▶ **THE EXERCISE**: Where the word "this" occurs in a line, return that line.

▶ **THE INPUT**:
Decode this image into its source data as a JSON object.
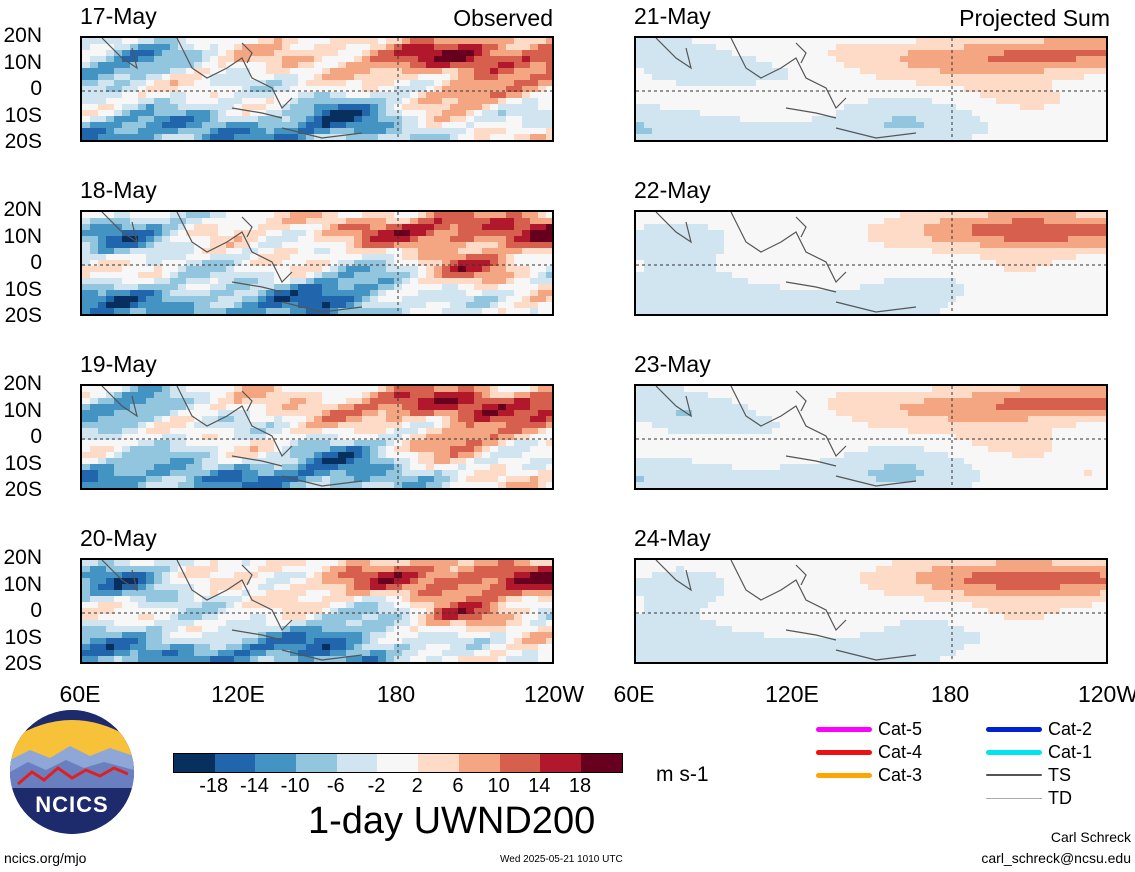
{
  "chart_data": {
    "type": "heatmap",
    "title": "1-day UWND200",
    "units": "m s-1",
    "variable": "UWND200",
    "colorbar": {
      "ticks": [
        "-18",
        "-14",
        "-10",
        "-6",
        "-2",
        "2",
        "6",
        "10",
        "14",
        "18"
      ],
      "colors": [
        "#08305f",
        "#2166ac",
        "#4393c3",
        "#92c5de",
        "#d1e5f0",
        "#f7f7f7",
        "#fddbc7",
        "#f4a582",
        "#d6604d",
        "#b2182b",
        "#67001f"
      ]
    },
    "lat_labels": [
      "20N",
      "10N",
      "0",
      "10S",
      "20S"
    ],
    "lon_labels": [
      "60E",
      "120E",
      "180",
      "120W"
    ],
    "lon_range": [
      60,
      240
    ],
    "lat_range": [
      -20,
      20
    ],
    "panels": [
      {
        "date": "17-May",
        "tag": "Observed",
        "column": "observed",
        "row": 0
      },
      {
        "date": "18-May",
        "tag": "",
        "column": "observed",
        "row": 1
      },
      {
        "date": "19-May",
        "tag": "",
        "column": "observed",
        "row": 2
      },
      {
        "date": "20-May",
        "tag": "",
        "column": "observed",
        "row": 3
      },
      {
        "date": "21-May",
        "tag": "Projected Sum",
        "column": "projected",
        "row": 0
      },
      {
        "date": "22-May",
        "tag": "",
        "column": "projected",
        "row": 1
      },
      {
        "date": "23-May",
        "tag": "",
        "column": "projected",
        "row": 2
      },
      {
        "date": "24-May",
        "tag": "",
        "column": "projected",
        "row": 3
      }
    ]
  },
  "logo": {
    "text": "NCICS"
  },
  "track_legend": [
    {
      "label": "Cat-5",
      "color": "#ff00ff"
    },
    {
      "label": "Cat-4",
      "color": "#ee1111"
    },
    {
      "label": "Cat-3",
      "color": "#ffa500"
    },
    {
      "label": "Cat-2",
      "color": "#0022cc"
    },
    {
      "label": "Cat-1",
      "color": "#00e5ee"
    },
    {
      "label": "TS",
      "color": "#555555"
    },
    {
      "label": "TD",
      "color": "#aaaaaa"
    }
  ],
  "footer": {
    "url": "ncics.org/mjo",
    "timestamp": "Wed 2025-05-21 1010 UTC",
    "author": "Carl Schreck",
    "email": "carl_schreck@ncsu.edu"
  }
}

--

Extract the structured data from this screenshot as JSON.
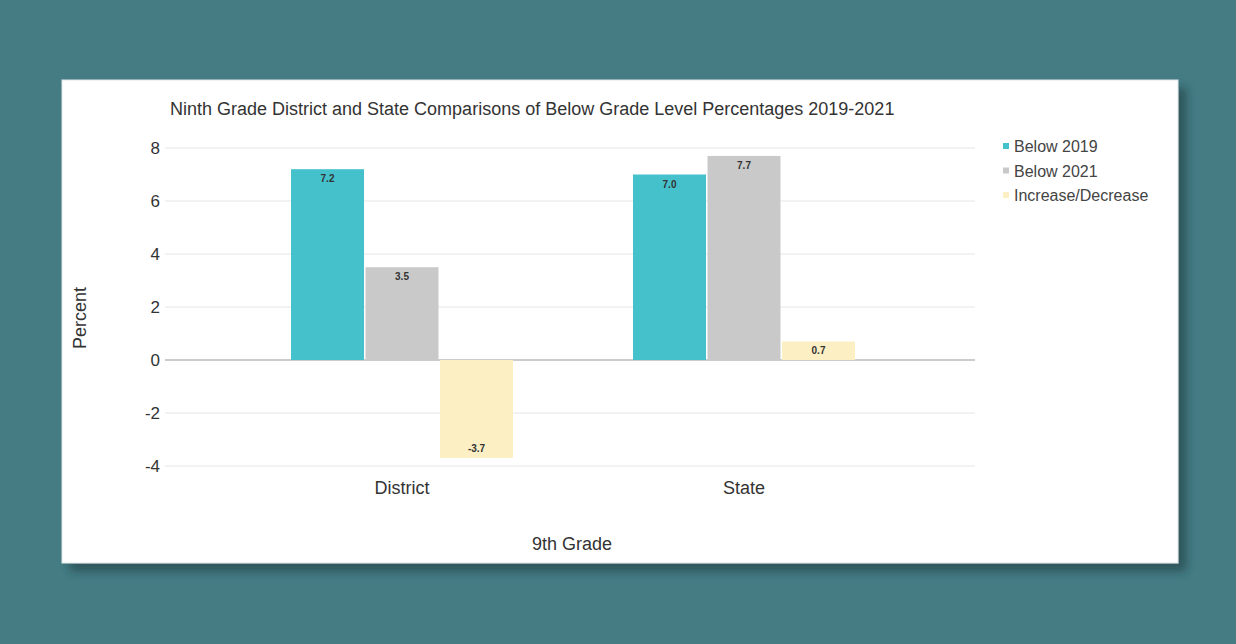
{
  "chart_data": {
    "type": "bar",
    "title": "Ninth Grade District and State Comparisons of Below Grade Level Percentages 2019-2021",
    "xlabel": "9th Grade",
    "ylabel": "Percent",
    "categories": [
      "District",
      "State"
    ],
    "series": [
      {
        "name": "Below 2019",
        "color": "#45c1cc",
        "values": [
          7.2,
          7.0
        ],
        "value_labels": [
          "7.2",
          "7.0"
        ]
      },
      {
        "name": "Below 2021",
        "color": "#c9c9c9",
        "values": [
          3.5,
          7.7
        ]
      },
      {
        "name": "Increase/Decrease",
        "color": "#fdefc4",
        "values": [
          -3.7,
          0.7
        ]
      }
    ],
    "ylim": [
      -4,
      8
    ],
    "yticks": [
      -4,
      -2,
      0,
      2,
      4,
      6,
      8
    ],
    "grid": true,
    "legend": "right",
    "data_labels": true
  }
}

▶ **EXPECTED ANSWER**:
Decode this image into its source data as a JSON object.
Extract the structured data from this screenshot as JSON.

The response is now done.